* **Directive**: Repeat each line exactly, leaving nothing out.

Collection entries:
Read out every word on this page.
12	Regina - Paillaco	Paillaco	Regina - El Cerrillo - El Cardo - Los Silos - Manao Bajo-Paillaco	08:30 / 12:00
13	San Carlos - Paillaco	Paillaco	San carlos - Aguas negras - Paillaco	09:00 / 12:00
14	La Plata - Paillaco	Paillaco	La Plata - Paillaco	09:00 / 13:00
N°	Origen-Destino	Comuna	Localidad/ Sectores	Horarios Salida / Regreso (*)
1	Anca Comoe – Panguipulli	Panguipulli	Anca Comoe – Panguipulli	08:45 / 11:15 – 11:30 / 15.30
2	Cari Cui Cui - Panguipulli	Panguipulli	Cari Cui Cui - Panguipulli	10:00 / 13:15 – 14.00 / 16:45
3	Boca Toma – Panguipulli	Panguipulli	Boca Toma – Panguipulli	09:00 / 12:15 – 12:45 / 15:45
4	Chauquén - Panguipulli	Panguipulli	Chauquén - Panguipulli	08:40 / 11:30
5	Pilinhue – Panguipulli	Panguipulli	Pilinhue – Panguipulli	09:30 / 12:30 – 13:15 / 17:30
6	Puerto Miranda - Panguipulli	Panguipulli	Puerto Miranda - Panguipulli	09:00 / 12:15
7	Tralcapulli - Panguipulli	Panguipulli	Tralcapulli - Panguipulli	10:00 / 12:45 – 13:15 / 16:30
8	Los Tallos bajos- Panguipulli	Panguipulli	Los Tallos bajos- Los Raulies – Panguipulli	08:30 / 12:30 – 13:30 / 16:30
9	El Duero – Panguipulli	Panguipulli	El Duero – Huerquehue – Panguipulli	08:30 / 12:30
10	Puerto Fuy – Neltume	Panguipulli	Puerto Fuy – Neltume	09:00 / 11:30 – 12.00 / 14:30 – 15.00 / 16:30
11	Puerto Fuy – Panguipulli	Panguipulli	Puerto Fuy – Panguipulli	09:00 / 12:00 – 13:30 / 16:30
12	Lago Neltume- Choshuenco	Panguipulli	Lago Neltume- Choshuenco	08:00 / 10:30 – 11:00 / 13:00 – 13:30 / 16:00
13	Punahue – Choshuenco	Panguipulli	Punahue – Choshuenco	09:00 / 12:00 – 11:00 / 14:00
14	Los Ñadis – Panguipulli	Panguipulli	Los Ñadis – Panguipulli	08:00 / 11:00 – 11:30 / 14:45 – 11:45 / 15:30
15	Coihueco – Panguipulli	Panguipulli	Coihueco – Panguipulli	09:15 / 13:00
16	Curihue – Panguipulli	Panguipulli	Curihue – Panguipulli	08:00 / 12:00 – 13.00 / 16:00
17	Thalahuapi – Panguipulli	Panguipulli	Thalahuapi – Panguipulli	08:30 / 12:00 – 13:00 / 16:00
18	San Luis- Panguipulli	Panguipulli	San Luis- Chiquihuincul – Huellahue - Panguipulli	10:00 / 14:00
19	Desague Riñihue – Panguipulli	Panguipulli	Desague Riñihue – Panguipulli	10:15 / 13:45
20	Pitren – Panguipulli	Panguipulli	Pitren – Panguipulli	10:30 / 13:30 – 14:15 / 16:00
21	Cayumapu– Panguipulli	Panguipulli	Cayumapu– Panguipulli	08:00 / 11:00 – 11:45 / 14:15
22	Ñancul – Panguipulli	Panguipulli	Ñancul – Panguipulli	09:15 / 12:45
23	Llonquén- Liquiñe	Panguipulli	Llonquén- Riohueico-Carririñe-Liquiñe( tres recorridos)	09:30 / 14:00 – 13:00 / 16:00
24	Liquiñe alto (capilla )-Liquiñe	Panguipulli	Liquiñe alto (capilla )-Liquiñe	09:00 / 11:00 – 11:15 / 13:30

* **Final result**:
Read out every word on this page.
12	Regina - Paillaco	Paillaco	Regina - El Cerrillo - El Cardo - Los Silos - Manao Bajo-Paillaco	08:30 / 12:00
13	San Carlos - Paillaco	Paillaco	San carlos - Aguas negras - Paillaco	09:00 / 12:00
14	La Plata - Paillaco	Paillaco	La Plata - Paillaco	09:00 / 13:00
N°	Origen-Destino	Comuna	Localidad/ Sectores	Horarios Salida / Regreso (*)
1	Anca Comoe – Panguipulli	Panguipulli	Anca Comoe – Panguipulli	08:45 / 11:15 – 11:30 / 15.30
2	Cari Cui Cui - Panguipulli	Panguipulli	Cari Cui Cui - Panguipulli	10:00 / 13:15 – 14.00 / 16:45
3	Boca Toma – Panguipulli	Panguipulli	Boca Toma – Panguipulli	09:00 / 12:15 – 12:45 / 15:45
4	Chauquén - Panguipulli	Panguipulli	Chauquén - Panguipulli	08:40 / 11:30
5	Pilinhue – Panguipulli	Panguipulli	Pilinhue – Panguipulli	09:30 / 12:30 – 13:15 / 17:30
6	Puerto Miranda - Panguipulli	Panguipulli	Puerto Miranda - Panguipulli	09:00 / 12:15
7	Tralcapulli - Panguipulli	Panguipulli	Tralcapulli - Panguipulli	10:00 / 12:45 – 13:15 / 16:30
8	Los Tallos bajos- Panguipulli	Panguipulli	Los Tallos bajos- Los Raulies – Panguipulli	08:30 / 12:30 – 13:30 / 16:30
9	El Duero – Panguipulli	Panguipulli	El Duero – Huerquehue – Panguipulli	08:30 / 12:30
10	Puerto Fuy – Neltume	Panguipulli	Puerto Fuy – Neltume	09:00 / 11:30 – 12.00 / 14:30 – 15.00 / 16:30
11	Puerto Fuy – Panguipulli	Panguipulli	Puerto Fuy – Panguipulli	09:00 / 12:00 – 13:30 / 16:30
12	Lago Neltume- Choshuenco	Panguipulli	Lago Neltume- Choshuenco	08:00 / 10:30 – 11:00 / 13:00 – 13:30 / 16:00
13	Punahue – Choshuenco	Panguipulli	Punahue – Choshuenco	09:00 / 12:00 – 11:00 / 14:00
14	Los Ñadis – Panguipulli	Panguipulli	Los Ñadis – Panguipulli	08:00 / 11:00 – 11:30 / 14:45 – 11:45 / 15:30
15	Coihueco – Panguipulli	Panguipulli	Coihueco – Panguipulli	09:15 / 13:00
16	Curihue – Panguipulli	Panguipulli	Curihue – Panguipulli	08:00 / 12:00 – 13.00 / 16:00
17	Thalahuapi – Panguipulli	Panguipulli	Thalahuapi – Panguipulli	08:30 / 12:00 – 13:00 / 16:00
18	San Luis- Panguipulli	Panguipulli	San Luis- Chiquihuincul – Huellahue - Panguipulli	10:00 / 14:00
19	Desague Riñihue – Panguipulli	Panguipulli	Desague Riñihue – Panguipulli	10:15 / 13:45
20	Pitren – Panguipulli	Panguipulli	Pitren – Panguipulli	10:30 / 13:30 – 14:15 / 16:00
21	Cayumapu– Panguipulli	Panguipulli	Cayumapu– Panguipulli	08:00 / 11:00 – 11:45 / 14:15
22	Ñancul – Panguipulli	Panguipulli	Ñancul – Panguipulli	09:15 / 12:45
23	Llonquén- Liquiñe	Panguipulli	Llonquén- Riohueico-Carririñe-Liquiñe( tres recorridos)	09:30 / 14:00 – 13:00 / 16:00
24	Liquiñe alto (capilla )-Liquiñe	Panguipulli	Liquiñe alto (capilla )-Liquiñe	09:00 / 11:00 – 11:15 / 13:30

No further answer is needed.